• [What the exercise asks] Go through the material below and report how many lines contain "JSON". Give only the number.

━━━━━━━━

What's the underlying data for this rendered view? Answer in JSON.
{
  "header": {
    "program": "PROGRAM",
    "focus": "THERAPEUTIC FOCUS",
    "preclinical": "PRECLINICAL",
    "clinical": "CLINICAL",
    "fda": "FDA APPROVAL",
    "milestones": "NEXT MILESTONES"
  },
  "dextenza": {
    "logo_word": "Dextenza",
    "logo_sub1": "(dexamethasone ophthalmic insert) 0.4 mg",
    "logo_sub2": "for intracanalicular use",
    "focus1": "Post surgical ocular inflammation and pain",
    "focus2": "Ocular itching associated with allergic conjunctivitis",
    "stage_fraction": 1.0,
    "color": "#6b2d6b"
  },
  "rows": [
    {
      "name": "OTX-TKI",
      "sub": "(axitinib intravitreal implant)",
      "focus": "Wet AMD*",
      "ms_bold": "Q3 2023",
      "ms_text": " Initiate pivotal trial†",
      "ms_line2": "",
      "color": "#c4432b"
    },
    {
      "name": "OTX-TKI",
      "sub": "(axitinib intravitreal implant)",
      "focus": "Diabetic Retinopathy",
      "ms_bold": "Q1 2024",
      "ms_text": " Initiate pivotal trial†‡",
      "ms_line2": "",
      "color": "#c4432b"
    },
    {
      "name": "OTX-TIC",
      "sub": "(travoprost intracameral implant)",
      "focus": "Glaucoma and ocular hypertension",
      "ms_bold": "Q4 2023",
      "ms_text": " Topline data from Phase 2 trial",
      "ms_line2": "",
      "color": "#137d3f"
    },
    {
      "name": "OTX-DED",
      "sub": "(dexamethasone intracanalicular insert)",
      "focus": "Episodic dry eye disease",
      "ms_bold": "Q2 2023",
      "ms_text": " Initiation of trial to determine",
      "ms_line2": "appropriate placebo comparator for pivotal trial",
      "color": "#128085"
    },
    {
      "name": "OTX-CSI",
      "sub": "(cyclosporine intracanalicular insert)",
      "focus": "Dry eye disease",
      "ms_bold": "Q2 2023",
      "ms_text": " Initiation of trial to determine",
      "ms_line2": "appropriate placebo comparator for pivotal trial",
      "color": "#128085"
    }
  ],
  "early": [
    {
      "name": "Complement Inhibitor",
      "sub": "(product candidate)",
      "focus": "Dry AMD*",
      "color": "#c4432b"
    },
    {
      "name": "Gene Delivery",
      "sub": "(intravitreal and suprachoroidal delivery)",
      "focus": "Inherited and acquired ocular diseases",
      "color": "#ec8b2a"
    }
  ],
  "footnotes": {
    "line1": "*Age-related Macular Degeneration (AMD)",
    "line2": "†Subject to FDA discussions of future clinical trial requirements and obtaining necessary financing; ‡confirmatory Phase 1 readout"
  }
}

━━━━━━━━

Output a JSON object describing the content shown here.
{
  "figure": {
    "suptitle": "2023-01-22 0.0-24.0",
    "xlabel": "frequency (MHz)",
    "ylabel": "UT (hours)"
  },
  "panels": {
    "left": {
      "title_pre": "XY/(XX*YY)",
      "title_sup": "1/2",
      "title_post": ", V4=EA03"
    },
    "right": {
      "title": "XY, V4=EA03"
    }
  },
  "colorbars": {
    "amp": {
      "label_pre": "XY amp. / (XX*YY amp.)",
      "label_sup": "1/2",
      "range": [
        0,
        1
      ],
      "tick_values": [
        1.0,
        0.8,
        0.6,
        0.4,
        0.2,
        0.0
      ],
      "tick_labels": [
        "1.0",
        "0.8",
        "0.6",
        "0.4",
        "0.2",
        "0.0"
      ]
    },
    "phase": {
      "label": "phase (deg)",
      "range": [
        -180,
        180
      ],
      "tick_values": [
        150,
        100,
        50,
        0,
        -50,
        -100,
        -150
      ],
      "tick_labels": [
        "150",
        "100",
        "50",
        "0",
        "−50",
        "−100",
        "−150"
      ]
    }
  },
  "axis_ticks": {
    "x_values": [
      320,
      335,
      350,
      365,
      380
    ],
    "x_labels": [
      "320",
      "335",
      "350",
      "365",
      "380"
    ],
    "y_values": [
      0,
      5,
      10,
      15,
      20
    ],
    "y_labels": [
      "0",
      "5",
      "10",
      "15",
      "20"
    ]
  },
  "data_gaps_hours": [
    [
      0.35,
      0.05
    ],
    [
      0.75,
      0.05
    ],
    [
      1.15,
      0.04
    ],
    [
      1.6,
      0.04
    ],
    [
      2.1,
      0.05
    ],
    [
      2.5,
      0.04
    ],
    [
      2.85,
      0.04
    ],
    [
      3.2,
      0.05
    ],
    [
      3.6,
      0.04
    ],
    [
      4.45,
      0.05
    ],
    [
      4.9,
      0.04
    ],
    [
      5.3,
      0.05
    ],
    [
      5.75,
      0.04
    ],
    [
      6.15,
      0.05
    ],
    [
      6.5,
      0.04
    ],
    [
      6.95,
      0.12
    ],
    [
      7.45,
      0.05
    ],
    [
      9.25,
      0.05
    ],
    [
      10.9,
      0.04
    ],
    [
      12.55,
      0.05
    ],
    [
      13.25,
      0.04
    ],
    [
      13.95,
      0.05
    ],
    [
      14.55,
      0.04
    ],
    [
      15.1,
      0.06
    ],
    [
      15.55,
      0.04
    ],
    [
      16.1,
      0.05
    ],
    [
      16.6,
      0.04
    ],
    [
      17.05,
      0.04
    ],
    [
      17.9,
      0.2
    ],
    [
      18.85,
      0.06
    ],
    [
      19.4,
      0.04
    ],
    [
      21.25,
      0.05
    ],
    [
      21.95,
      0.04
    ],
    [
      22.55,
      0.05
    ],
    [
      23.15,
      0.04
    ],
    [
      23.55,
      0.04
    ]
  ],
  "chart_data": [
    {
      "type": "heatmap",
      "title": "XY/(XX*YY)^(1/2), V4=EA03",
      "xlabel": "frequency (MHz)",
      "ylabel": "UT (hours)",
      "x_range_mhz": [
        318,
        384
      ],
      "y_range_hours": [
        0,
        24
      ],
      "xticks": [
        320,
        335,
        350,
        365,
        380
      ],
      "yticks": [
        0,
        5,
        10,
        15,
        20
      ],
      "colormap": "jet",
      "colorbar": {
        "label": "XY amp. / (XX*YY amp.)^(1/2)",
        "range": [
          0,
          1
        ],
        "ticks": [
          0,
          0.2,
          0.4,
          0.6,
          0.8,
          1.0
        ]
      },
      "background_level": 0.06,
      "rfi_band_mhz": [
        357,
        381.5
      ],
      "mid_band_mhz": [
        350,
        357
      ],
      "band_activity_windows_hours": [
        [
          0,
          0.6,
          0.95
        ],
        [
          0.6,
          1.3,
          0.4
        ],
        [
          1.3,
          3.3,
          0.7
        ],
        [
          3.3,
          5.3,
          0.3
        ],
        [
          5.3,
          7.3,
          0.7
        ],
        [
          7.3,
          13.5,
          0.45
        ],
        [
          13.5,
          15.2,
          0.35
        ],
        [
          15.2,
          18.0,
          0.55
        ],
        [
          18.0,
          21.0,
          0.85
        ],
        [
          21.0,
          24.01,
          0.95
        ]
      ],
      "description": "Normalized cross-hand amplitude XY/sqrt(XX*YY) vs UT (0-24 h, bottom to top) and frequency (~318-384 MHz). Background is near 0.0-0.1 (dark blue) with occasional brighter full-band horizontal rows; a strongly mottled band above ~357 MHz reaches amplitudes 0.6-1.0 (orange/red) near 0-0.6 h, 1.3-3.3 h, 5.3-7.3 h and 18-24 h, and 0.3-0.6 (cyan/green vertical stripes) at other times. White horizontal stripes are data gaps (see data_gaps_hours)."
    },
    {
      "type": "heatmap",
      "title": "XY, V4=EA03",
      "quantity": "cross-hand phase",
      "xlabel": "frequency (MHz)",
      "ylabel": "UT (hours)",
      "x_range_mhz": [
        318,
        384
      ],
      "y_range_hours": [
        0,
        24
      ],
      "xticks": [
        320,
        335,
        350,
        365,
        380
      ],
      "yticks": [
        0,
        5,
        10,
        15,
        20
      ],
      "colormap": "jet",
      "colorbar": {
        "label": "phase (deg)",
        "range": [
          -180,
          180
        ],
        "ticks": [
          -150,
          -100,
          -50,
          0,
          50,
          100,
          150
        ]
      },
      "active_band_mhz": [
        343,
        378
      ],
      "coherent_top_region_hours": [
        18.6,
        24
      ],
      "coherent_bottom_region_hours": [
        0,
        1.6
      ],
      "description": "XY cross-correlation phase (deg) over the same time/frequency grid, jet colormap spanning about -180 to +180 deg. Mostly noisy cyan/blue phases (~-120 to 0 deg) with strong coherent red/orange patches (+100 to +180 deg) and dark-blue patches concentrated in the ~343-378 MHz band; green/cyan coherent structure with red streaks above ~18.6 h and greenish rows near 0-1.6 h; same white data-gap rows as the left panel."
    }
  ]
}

━━━━━━━━

• [Result for this task] 2